Output an exact reproduction of the data.
::: Information given
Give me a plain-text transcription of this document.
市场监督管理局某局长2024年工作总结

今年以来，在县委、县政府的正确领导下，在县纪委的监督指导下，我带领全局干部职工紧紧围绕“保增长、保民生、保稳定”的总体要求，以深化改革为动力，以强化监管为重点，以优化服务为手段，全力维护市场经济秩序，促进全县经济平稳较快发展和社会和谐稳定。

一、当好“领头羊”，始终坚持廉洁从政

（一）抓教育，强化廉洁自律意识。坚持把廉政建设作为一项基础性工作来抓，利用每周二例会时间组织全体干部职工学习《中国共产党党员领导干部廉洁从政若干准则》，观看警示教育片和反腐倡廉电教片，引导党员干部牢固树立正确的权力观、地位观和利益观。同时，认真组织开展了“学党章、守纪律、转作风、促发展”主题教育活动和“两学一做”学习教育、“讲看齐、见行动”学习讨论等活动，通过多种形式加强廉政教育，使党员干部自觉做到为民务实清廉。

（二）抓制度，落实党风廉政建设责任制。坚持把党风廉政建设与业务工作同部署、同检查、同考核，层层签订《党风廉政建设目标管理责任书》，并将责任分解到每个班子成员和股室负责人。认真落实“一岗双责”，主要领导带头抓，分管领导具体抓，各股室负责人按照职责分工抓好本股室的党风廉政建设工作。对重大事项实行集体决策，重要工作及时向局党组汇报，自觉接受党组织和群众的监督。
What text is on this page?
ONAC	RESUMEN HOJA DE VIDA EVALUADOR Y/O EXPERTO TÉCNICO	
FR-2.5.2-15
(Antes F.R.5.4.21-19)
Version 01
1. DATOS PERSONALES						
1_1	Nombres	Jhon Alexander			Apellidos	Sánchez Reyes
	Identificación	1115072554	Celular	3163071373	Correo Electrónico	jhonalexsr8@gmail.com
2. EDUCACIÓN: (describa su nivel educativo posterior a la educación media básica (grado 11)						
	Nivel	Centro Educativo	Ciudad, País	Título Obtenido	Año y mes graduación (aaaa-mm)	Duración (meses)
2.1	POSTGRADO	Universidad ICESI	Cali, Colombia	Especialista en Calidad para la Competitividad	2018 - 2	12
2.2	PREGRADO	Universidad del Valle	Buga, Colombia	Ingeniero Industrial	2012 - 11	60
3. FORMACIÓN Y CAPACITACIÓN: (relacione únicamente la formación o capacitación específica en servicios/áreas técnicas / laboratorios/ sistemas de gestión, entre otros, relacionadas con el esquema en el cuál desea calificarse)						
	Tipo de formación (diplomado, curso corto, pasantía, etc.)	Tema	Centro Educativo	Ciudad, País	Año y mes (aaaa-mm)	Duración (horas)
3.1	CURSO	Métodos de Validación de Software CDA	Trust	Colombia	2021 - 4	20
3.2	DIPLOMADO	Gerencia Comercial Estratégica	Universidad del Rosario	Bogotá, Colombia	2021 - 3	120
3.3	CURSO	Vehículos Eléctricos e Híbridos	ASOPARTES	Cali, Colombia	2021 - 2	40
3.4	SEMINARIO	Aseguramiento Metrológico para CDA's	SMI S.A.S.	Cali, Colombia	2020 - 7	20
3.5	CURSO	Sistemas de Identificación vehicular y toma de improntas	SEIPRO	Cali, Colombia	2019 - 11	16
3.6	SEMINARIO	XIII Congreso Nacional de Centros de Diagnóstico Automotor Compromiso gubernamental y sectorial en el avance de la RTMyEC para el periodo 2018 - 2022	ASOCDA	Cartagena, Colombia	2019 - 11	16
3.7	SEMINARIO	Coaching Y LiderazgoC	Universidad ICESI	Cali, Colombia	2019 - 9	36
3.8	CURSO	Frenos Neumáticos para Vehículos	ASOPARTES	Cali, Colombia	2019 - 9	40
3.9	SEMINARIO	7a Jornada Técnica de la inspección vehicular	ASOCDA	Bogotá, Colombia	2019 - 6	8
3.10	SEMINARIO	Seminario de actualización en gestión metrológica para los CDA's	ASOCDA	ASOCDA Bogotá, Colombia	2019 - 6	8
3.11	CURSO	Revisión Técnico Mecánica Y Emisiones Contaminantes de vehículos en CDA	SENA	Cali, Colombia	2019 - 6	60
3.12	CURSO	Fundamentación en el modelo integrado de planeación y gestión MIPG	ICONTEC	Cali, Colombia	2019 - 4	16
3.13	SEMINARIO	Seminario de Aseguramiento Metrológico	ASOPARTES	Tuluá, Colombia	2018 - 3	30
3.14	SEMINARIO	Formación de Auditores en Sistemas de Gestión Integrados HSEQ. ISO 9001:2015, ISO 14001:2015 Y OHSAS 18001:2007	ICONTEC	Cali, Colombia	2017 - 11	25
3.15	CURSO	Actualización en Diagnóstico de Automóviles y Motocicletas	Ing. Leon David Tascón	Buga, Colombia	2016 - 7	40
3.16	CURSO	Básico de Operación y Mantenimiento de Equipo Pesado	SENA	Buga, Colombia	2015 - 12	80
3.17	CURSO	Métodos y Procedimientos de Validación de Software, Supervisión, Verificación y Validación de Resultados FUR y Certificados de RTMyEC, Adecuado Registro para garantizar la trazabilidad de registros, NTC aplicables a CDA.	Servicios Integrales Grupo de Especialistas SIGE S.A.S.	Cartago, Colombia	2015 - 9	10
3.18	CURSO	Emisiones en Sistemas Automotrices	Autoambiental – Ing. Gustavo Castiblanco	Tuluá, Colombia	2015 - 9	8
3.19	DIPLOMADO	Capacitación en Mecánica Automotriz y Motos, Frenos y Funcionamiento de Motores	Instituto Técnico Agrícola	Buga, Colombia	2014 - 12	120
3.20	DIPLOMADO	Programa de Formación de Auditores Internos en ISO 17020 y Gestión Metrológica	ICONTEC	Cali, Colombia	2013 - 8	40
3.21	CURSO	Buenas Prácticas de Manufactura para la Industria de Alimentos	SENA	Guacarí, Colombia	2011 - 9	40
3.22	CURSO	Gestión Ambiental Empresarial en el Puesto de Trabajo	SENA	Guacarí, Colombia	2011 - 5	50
::::::
**Response to this task**
Give me a plain-text transcription of this document.
市场监督管理局某局长2024年工作总结

今年以来，在县委、县政府的正确领导下，在县纪委的监督指导下，我带领全局干部职工紧紧围绕“保增长、保民生、保稳定”的总体要求，以深化改革为动力，以强化监管为重点，以优化服务为手段，全力维护市场经济秩序，促进全县经济平稳较快发展和社会和谐稳定。

一、当好“领头羊”，始终坚持廉洁从政

（一）抓教育，强化廉洁自律意识。坚持把廉政建设作为一项基础性工作来抓，利用每周二例会时间组织全体干部职工学习《中国共产党党员领导干部廉洁从政若干准则》，观看警示教育片和反腐倡廉电教片，引导党员干部牢固树立正确的权力观、地位观和利益观。同时，认真组织开展了“学党章、守纪律、转作风、促发展”主题教育活动和“两学一做”学习教育、“讲看齐、见行动”学习讨论等活动，通过多种形式加强廉政教育，使党员干部自觉做到为民务实清廉。

（二）抓制度，落实党风廉政建设责任制。坚持把党风廉政建设与业务工作同部署、同检查、同考核，层层签订《党风廉政建设目标管理责任书》，并将责任分解到每个班子成员和股室负责人。认真落实“一岗双责”，主要领导带头抓，分管领导具体抓，各股室负责人按照职责分工抓好本股室的党风廉政建设工作。对重大事项实行集体决策，重要工作及时向局党组汇报，自觉接受党组织和群众的监督。
What text is on this page?
ONAC	RESUMEN HOJA DE VIDA EVALUADOR Y/O EXPERTO TÉCNICO	
FR-2.5.2-15
(Antes F.R.5.4.21-19)
Version 01
1. DATOS PERSONALES						
1_1	Nombres	Jhon Alexander			Apellidos	Sánchez Reyes
	Identificación	1115072554	Celular	3163071373	Correo Electrónico	jhonalexsr8@gmail.com
2. EDUCACIÓN: (describa su nivel educativo posterior a la educación media básica (grado 11)						
	Nivel	Centro Educativo	Ciudad, País	Título Obtenido	Año y mes graduación (aaaa-mm)	Duración (meses)
2.1	POSTGRADO	Universidad ICESI	Cali, Colombia	Especialista en Calidad para la Competitividad	2018 - 2	12
2.2	PREGRADO	Universidad del Valle	Buga, Colombia	Ingeniero Industrial	2012 - 11	60
3. FORMACIÓN Y CAPACITACIÓN: (relacione únicamente la formación o capacitación específica en servicios/áreas técnicas / laboratorios/ sistemas de gestión, entre otros, relacionadas con el esquema en el cuál desea calificarse)						
	Tipo de formación (diplomado, curso corto, pasantía, etc.)	Tema	Centro Educativo	Ciudad, País	Año y mes (aaaa-mm)	Duración (horas)
3.1	CURSO	Métodos de Validación de Software CDA	Trust	Colombia	2021 - 4	20
3.2	DIPLOMADO	Gerencia Comercial Estratégica	Universidad del Rosario	Bogotá, Colombia	2021 - 3	120
3.3	CURSO	Vehículos Eléctricos e Híbridos	ASOPARTES	Cali, Colombia	2021 - 2	40
3.4	SEMINARIO	Aseguramiento Metrológico para CDA's	SMI S.A.S.	Cali, Colombia	2020 - 7	20
3.5	CURSO	Sistemas de Identificación vehicular y toma de improntas	SEIPRO	Cali, Colombia	2019 - 11	16
3.6	SEMINARIO	XIII Congreso Nacional de Centros de Diagnóstico Automotor Compromiso gubernamental y sectorial en el avance de la RTMyEC para el periodo 2018 - 2022	ASOCDA	Cartagena, Colombia	2019 - 11	16
3.7	SEMINARIO	Coaching Y LiderazgoC	Universidad ICESI	Cali, Colombia	2019 - 9	36
3.8	CURSO	Frenos Neumáticos para Vehículos	ASOPARTES	Cali, Colombia	2019 - 9	40
3.9	SEMINARIO	7a Jornada Técnica de la inspección vehicular	ASOCDA	Bogotá, Colombia	2019 - 6	8
3.10	SEMINARIO	Seminario de actualización en gestión metrológica para los CDA's	ASOCDA	ASOCDA Bogotá, Colombia	2019 - 6	8
3.11	CURSO	Revisión Técnico Mecánica Y Emisiones Contaminantes de vehículos en CDA	SENA	Cali, Colombia	2019 - 6	60
3.12	CURSO	Fundamentación en el modelo integrado de planeación y gestión MIPG	ICONTEC	Cali, Colombia	2019 - 4	16
3.13	SEMINARIO	Seminario de Aseguramiento Metrológico	ASOPARTES	Tuluá, Colombia	2018 - 3	30
3.14	SEMINARIO	Formación de Auditores en Sistemas de Gestión Integrados HSEQ. ISO 9001:2015, ISO 14001:2015 Y OHSAS 18001:2007	ICONTEC	Cali, Colombia	2017 - 11	25
3.15	CURSO	Actualización en Diagnóstico de Automóviles y Motocicletas	Ing. Leon David Tascón	Buga, Colombia	2016 - 7	40
3.16	CURSO	Básico de Operación y Mantenimiento de Equipo Pesado	SENA	Buga, Colombia	2015 - 12	80
3.17	CURSO	Métodos y Procedimientos de Validación de Software, Supervisión, Verificación y Validación de Resultados FUR y Certificados de RTMyEC, Adecuado Registro para garantizar la trazabilidad de registros, NTC aplicables a CDA.	Servicios Integrales Grupo de Especialistas SIGE S.A.S.	Cartago, Colombia	2015 - 9	10
3.18	CURSO	Emisiones en Sistemas Automotrices	Autoambiental – Ing. Gustavo Castiblanco	Tuluá, Colombia	2015 - 9	8
3.19	DIPLOMADO	Capacitación en Mecánica Automotriz y Motos, Frenos y Funcionamiento de Motores	Instituto Técnico Agrícola	Buga, Colombia	2014 - 12	120
3.20	DIPLOMADO	Programa de Formación de Auditores Internos en ISO 17020 y Gestión Metrológica	ICONTEC	Cali, Colombia	2013 - 8	40
3.21	CURSO	Buenas Prácticas de Manufactura para la Industria de Alimentos	SENA	Guacarí, Colombia	2011 - 9	40
3.22	CURSO	Gestión Ambiental Empresarial en el Puesto de Trabajo	SENA	Guacarí, Colombia	2011 - 5	50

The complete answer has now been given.